▶ [Work to complete] Extract the full listing verbatim and drop any pictures from your copy.

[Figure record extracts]
%%

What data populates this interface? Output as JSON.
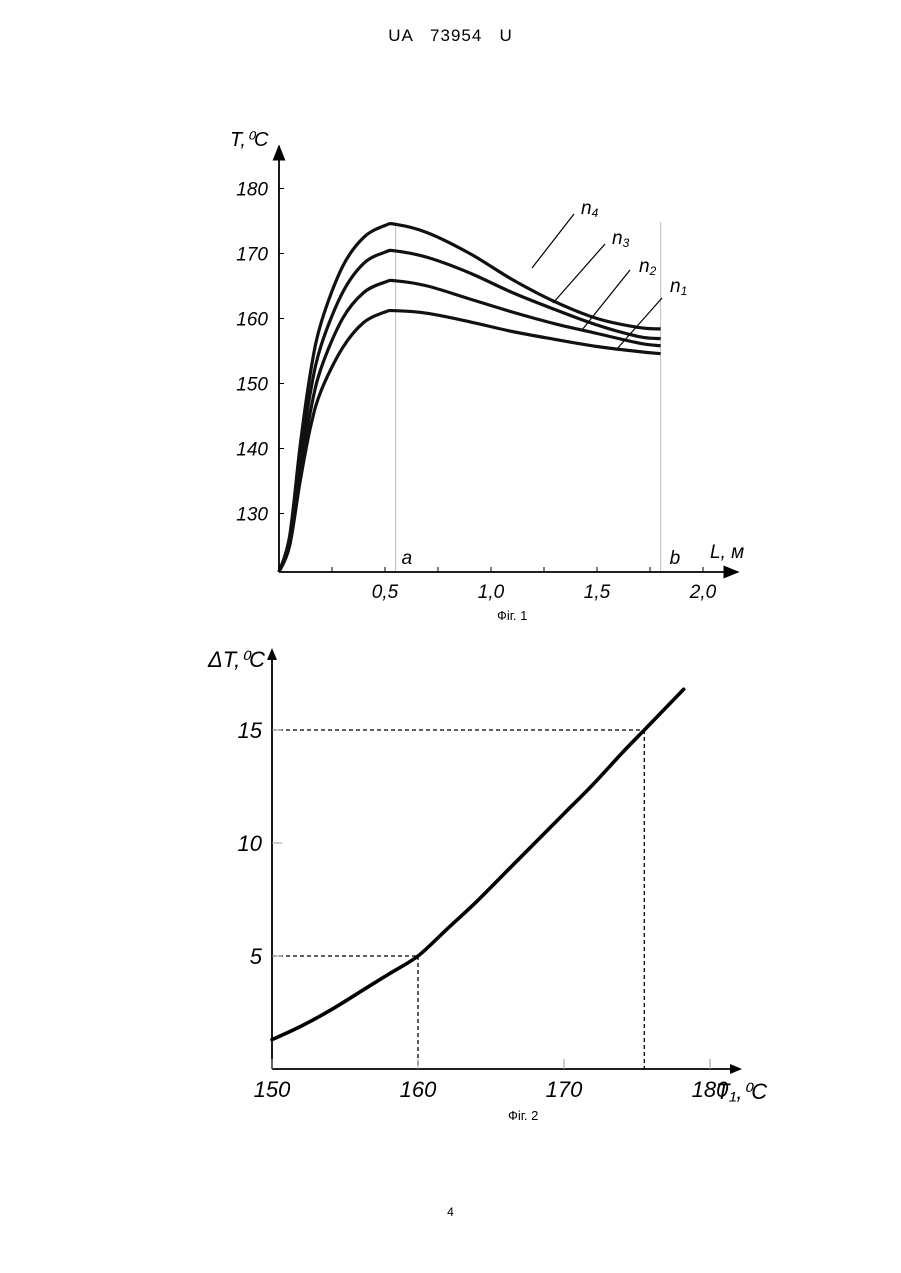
{
  "header": {
    "text": "UA   73954   U"
  },
  "page_number": "4",
  "figures": [
    {
      "caption": "Фіг. 1"
    },
    {
      "caption": "Фіг. 2"
    }
  ],
  "chart_data": [
    {
      "type": "line",
      "ylabel": "T,⁰C",
      "xlabel": "L, м",
      "xlim": [
        0,
        2.2
      ],
      "ylim": [
        121,
        183
      ],
      "x_ticks": [
        0.5,
        1.0,
        1.5,
        2.0
      ],
      "x_tick_labels": [
        "0,5",
        "1,0",
        "1,5",
        "2,0"
      ],
      "y_ticks": [
        130,
        140,
        150,
        160,
        170,
        180
      ],
      "y_tick_labels": [
        "130",
        "140",
        "150",
        "160",
        "170",
        "180"
      ],
      "grid": false,
      "point_labels": [
        {
          "text": "a",
          "x": 0.55
        },
        {
          "text": "b",
          "x": 1.8
        }
      ],
      "series": [
        {
          "name": "n1",
          "label": "n",
          "sub": "1",
          "x": [
            0,
            0.05,
            0.1,
            0.15,
            0.2,
            0.3,
            0.4,
            0.5,
            0.55,
            0.7,
            0.9,
            1.1,
            1.3,
            1.5,
            1.7,
            1.8
          ],
          "y": [
            121,
            125,
            135,
            143.5,
            149,
            155.5,
            159.4,
            161,
            161.2,
            160.8,
            159.5,
            158,
            156.8,
            155.7,
            154.9,
            154.6
          ]
        },
        {
          "name": "n2",
          "label": "n",
          "sub": "2",
          "x": [
            0,
            0.05,
            0.1,
            0.15,
            0.2,
            0.3,
            0.4,
            0.5,
            0.55,
            0.7,
            0.9,
            1.1,
            1.3,
            1.5,
            1.7,
            1.8
          ],
          "y": [
            121,
            125.5,
            136.5,
            146,
            152.5,
            160,
            164,
            165.6,
            165.8,
            165,
            163,
            161,
            159.2,
            157.7,
            156.2,
            155.8
          ]
        },
        {
          "name": "n3",
          "label": "n",
          "sub": "3",
          "x": [
            0,
            0.05,
            0.1,
            0.15,
            0.2,
            0.3,
            0.4,
            0.5,
            0.55,
            0.7,
            0.9,
            1.1,
            1.3,
            1.5,
            1.7,
            1.8
          ],
          "y": [
            121,
            126,
            138.5,
            149,
            156,
            164,
            168.5,
            170.2,
            170.4,
            169.4,
            167,
            164,
            161.4,
            159,
            157.2,
            156.9
          ]
        },
        {
          "name": "n4",
          "label": "n",
          "sub": "4",
          "x": [
            0,
            0.05,
            0.1,
            0.15,
            0.2,
            0.3,
            0.4,
            0.5,
            0.55,
            0.7,
            0.9,
            1.1,
            1.3,
            1.5,
            1.7,
            1.8
          ],
          "y": [
            121,
            126.5,
            140.5,
            152,
            159.5,
            168,
            172.5,
            174.3,
            174.5,
            173.2,
            170,
            166,
            162.6,
            160,
            158.6,
            158.4
          ]
        }
      ]
    },
    {
      "type": "line",
      "ylabel": "ΔT,⁰C",
      "xlabel": "T₁,⁰C",
      "xlim": [
        150,
        182
      ],
      "ylim": [
        0,
        18
      ],
      "x_ticks": [
        150,
        160,
        170,
        180
      ],
      "x_tick_labels": [
        "150",
        "160",
        "170",
        "180"
      ],
      "y_ticks": [
        5,
        10,
        15
      ],
      "y_tick_labels": [
        "5",
        "10",
        "15"
      ],
      "grid": false,
      "reference_points": [
        {
          "x": 160,
          "y": 5
        },
        {
          "x": 175.5,
          "y": 15
        }
      ],
      "series": [
        {
          "x": [
            150,
            152,
            154,
            156,
            158,
            160,
            162,
            164,
            166,
            168,
            170,
            172,
            174,
            175.5,
            177,
            178.2
          ],
          "y": [
            1.3,
            1.9,
            2.6,
            3.4,
            4.2,
            5.0,
            6.2,
            7.4,
            8.7,
            10.0,
            11.3,
            12.6,
            14.0,
            15.0,
            16.0,
            16.8
          ]
        }
      ]
    }
  ]
}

%%

▶ [Full output]
What data populates this interface? Output as JSON.
{
  "header": {
    "text": "UA   73954   U"
  },
  "page_number": "4",
  "figures": [
    {
      "caption": "Фіг. 1"
    },
    {
      "caption": "Фіг. 2"
    }
  ],
  "chart_data": [
    {
      "type": "line",
      "ylabel": "T,⁰C",
      "xlabel": "L, м",
      "xlim": [
        0,
        2.2
      ],
      "ylim": [
        121,
        183
      ],
      "x_ticks": [
        0.5,
        1.0,
        1.5,
        2.0
      ],
      "x_tick_labels": [
        "0,5",
        "1,0",
        "1,5",
        "2,0"
      ],
      "y_ticks": [
        130,
        140,
        150,
        160,
        170,
        180
      ],
      "y_tick_labels": [
        "130",
        "140",
        "150",
        "160",
        "170",
        "180"
      ],
      "grid": false,
      "point_labels": [
        {
          "text": "a",
          "x": 0.55
        },
        {
          "text": "b",
          "x": 1.8
        }
      ],
      "series": [
        {
          "name": "n1",
          "label": "n",
          "sub": "1",
          "x": [
            0,
            0.05,
            0.1,
            0.15,
            0.2,
            0.3,
            0.4,
            0.5,
            0.55,
            0.7,
            0.9,
            1.1,
            1.3,
            1.5,
            1.7,
            1.8
          ],
          "y": [
            121,
            125,
            135,
            143.5,
            149,
            155.5,
            159.4,
            161,
            161.2,
            160.8,
            159.5,
            158,
            156.8,
            155.7,
            154.9,
            154.6
          ]
        },
        {
          "name": "n2",
          "label": "n",
          "sub": "2",
          "x": [
            0,
            0.05,
            0.1,
            0.15,
            0.2,
            0.3,
            0.4,
            0.5,
            0.55,
            0.7,
            0.9,
            1.1,
            1.3,
            1.5,
            1.7,
            1.8
          ],
          "y": [
            121,
            125.5,
            136.5,
            146,
            152.5,
            160,
            164,
            165.6,
            165.8,
            165,
            163,
            161,
            159.2,
            157.7,
            156.2,
            155.8
          ]
        },
        {
          "name": "n3",
          "label": "n",
          "sub": "3",
          "x": [
            0,
            0.05,
            0.1,
            0.15,
            0.2,
            0.3,
            0.4,
            0.5,
            0.55,
            0.7,
            0.9,
            1.1,
            1.3,
            1.5,
            1.7,
            1.8
          ],
          "y": [
            121,
            126,
            138.5,
            149,
            156,
            164,
            168.5,
            170.2,
            170.4,
            169.4,
            167,
            164,
            161.4,
            159,
            157.2,
            156.9
          ]
        },
        {
          "name": "n4",
          "label": "n",
          "sub": "4",
          "x": [
            0,
            0.05,
            0.1,
            0.15,
            0.2,
            0.3,
            0.4,
            0.5,
            0.55,
            0.7,
            0.9,
            1.1,
            1.3,
            1.5,
            1.7,
            1.8
          ],
          "y": [
            121,
            126.5,
            140.5,
            152,
            159.5,
            168,
            172.5,
            174.3,
            174.5,
            173.2,
            170,
            166,
            162.6,
            160,
            158.6,
            158.4
          ]
        }
      ]
    },
    {
      "type": "line",
      "ylabel": "ΔT,⁰C",
      "xlabel": "T₁,⁰C",
      "xlim": [
        150,
        182
      ],
      "ylim": [
        0,
        18
      ],
      "x_ticks": [
        150,
        160,
        170,
        180
      ],
      "x_tick_labels": [
        "150",
        "160",
        "170",
        "180"
      ],
      "y_ticks": [
        5,
        10,
        15
      ],
      "y_tick_labels": [
        "5",
        "10",
        "15"
      ],
      "grid": false,
      "reference_points": [
        {
          "x": 160,
          "y": 5
        },
        {
          "x": 175.5,
          "y": 15
        }
      ],
      "series": [
        {
          "x": [
            150,
            152,
            154,
            156,
            158,
            160,
            162,
            164,
            166,
            168,
            170,
            172,
            174,
            175.5,
            177,
            178.2
          ],
          "y": [
            1.3,
            1.9,
            2.6,
            3.4,
            4.2,
            5.0,
            6.2,
            7.4,
            8.7,
            10.0,
            11.3,
            12.6,
            14.0,
            15.0,
            16.0,
            16.8
          ]
        }
      ]
    }
  ]
}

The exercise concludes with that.